> _Aim_
In the data, rewrite the lines from the one containing "wisconsin-label: Wisconsin (356, 807, 443, 828)" through the one containing "minnesota-label: Minnesota (355, 747, 443, 768)", inclusive, with "Adventure" replaced by "Discovery" and nothing else changed.

> _Recorded data_
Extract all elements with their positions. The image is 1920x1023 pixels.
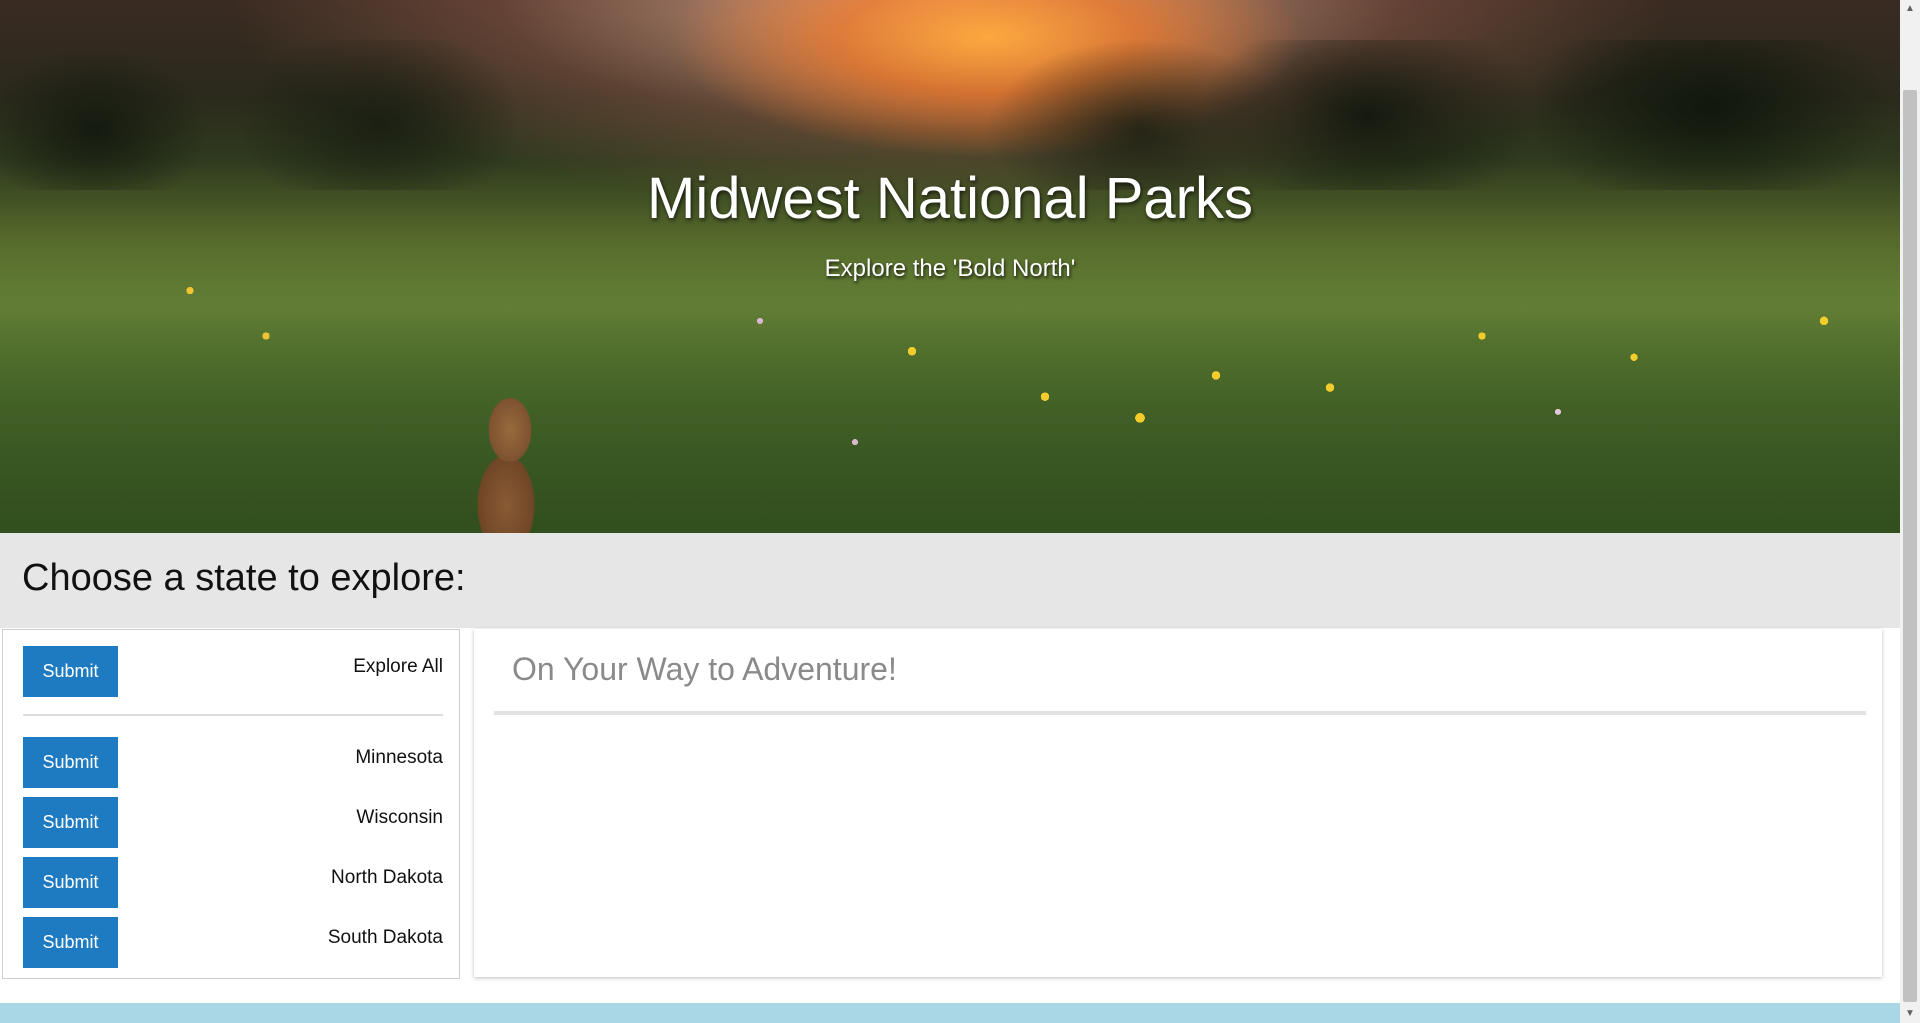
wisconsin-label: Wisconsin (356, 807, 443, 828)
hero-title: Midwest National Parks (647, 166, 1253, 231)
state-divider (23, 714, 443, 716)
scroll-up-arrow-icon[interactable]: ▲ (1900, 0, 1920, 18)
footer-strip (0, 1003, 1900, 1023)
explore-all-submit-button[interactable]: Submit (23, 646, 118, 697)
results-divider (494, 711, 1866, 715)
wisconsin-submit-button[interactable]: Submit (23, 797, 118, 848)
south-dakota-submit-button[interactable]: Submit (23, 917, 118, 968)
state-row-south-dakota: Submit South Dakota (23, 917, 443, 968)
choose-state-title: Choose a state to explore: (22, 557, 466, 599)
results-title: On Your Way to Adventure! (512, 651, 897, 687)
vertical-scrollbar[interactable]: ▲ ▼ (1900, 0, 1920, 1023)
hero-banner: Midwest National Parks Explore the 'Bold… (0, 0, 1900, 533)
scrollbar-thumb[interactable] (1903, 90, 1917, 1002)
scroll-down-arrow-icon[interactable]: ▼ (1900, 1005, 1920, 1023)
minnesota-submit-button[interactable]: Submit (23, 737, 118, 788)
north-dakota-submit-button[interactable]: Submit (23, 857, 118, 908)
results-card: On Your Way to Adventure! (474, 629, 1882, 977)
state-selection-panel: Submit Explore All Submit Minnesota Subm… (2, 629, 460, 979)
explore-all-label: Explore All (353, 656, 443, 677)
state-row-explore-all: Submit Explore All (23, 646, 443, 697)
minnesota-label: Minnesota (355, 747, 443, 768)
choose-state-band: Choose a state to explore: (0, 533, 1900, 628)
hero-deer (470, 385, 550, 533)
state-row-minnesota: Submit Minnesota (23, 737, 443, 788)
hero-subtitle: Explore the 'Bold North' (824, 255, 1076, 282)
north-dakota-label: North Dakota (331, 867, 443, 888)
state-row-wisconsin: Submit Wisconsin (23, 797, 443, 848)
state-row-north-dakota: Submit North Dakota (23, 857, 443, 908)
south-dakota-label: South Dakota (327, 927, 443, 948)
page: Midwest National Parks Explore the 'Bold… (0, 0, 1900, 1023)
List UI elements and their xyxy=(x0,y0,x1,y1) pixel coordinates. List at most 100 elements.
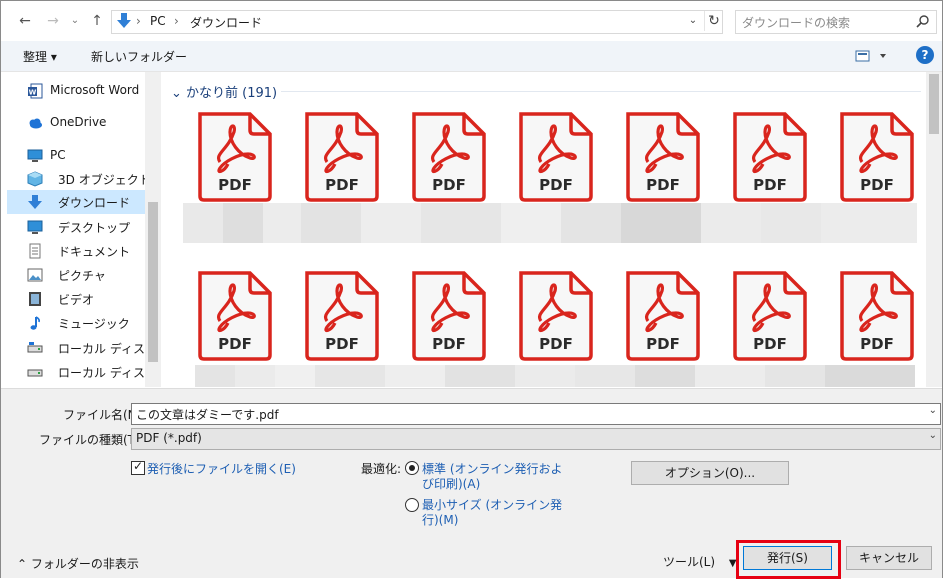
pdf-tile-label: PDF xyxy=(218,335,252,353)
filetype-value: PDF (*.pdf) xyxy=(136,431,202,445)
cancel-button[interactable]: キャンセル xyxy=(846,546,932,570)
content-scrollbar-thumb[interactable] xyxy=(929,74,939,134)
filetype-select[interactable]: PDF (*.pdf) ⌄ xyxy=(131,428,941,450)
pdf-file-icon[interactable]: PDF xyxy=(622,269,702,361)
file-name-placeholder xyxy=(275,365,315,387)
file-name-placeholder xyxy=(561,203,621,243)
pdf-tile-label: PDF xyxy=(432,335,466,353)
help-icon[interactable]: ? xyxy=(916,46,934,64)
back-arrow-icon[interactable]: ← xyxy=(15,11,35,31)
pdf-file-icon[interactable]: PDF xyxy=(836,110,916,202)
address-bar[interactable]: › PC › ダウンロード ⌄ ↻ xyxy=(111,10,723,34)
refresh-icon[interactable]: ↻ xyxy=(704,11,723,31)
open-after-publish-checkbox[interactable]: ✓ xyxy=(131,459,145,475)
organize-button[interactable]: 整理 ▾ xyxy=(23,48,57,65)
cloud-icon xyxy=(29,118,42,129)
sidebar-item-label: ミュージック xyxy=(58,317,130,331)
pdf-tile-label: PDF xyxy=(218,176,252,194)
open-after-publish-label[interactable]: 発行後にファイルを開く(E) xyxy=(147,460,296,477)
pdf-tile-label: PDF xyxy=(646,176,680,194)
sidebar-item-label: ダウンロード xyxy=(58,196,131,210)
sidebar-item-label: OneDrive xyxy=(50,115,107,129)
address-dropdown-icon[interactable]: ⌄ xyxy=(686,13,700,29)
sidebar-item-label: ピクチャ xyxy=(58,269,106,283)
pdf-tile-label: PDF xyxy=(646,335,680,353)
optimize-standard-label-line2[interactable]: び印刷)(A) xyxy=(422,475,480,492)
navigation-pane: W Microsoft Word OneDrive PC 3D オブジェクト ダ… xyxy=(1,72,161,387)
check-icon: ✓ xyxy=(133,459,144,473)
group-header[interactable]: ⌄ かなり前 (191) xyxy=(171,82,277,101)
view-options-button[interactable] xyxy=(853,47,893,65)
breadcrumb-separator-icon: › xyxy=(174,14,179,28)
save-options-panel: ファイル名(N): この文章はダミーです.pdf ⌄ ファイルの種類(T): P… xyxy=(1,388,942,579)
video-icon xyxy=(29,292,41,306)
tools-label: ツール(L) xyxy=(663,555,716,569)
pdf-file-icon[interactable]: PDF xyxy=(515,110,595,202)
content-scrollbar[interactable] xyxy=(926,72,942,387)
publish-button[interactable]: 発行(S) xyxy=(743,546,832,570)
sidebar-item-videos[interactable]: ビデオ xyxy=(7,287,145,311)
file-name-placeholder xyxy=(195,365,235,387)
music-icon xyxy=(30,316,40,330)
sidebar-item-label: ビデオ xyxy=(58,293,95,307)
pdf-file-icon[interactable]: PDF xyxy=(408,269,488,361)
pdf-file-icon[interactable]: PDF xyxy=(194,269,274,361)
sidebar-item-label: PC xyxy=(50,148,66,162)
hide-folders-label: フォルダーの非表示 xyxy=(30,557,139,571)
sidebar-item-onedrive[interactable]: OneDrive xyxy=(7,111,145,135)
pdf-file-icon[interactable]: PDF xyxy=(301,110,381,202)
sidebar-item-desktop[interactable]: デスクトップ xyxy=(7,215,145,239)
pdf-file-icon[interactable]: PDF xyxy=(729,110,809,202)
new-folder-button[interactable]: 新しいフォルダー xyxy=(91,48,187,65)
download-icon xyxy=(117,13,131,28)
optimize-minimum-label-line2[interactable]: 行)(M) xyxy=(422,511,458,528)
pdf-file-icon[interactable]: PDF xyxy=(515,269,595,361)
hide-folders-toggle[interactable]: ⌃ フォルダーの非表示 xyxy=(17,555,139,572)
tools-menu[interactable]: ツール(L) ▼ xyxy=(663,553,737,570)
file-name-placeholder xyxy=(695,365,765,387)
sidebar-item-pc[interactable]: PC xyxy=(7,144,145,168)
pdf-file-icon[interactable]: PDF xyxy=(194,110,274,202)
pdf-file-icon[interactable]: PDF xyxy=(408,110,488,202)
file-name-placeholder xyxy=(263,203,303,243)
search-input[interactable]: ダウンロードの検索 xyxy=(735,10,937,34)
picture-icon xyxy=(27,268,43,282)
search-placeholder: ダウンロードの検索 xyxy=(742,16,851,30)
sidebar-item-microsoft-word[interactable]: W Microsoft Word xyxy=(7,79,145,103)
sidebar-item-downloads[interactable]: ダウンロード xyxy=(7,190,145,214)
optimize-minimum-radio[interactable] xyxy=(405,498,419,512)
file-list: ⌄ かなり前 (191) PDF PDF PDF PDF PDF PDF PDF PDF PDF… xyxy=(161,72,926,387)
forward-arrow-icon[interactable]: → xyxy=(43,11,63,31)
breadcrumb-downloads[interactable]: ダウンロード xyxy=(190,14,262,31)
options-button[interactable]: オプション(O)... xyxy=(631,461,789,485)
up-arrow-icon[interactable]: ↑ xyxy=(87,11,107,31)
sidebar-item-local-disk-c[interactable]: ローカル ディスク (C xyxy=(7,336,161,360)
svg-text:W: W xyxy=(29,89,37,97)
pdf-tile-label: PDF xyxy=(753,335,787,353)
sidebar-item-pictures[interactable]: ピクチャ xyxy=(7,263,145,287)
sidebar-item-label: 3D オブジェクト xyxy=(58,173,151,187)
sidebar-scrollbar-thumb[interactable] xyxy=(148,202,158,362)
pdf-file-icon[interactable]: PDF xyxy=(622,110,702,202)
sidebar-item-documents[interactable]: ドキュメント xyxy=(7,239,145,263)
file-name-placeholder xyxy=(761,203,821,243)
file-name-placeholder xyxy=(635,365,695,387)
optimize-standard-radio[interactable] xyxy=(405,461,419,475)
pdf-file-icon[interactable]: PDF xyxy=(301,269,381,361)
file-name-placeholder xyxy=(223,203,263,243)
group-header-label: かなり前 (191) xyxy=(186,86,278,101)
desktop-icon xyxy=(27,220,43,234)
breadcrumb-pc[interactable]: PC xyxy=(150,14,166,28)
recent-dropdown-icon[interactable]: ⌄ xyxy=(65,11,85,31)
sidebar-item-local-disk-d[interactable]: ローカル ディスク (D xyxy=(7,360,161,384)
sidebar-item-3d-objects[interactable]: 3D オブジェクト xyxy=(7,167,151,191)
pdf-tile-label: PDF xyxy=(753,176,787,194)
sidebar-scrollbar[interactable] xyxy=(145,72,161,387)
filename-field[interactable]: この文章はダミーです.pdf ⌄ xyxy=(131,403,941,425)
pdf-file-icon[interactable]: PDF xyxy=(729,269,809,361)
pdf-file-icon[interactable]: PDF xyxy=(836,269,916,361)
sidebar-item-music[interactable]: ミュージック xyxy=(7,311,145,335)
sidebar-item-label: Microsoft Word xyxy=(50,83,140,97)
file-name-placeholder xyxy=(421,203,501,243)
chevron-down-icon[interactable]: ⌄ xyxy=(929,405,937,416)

> _Exercise output_
wisconsin-label: Wisconsin (356, 807, 443, 828)
hero-title: Midwest National Parks (647, 166, 1253, 231)
state-divider (23, 714, 443, 716)
scroll-up-arrow-icon[interactable]: ▲ (1900, 0, 1920, 18)
footer-strip (0, 1003, 1900, 1023)
explore-all-submit-button[interactable]: Submit (23, 646, 118, 697)
results-divider (494, 711, 1866, 715)
wisconsin-submit-button[interactable]: Submit (23, 797, 118, 848)
south-dakota-submit-button[interactable]: Submit (23, 917, 118, 968)
state-row-south-dakota: Submit South Dakota (23, 917, 443, 968)
choose-state-title: Choose a state to explore: (22, 557, 466, 599)
results-title: On Your Way to Discovery! (512, 651, 897, 687)
vertical-scrollbar[interactable]: ▲ ▼ (1900, 0, 1920, 1023)
hero-banner: Midwest National Parks Explore the 'Bold… (0, 0, 1900, 533)
scrollbar-thumb[interactable] (1903, 90, 1917, 1002)
scroll-down-arrow-icon[interactable]: ▼ (1900, 1005, 1920, 1023)
minnesota-submit-button[interactable]: Submit (23, 737, 118, 788)
north-dakota-submit-button[interactable]: Submit (23, 857, 118, 908)
results-card: On Your Way to Discovery! (474, 629, 1882, 977)
state-selection-panel: Submit Explore All Submit Minnesota Subm… (2, 629, 460, 979)
explore-all-label: Explore All (353, 656, 443, 677)
state-row-explore-all: Submit Explore All (23, 646, 443, 697)
minnesota-label: Minnesota (355, 747, 443, 768)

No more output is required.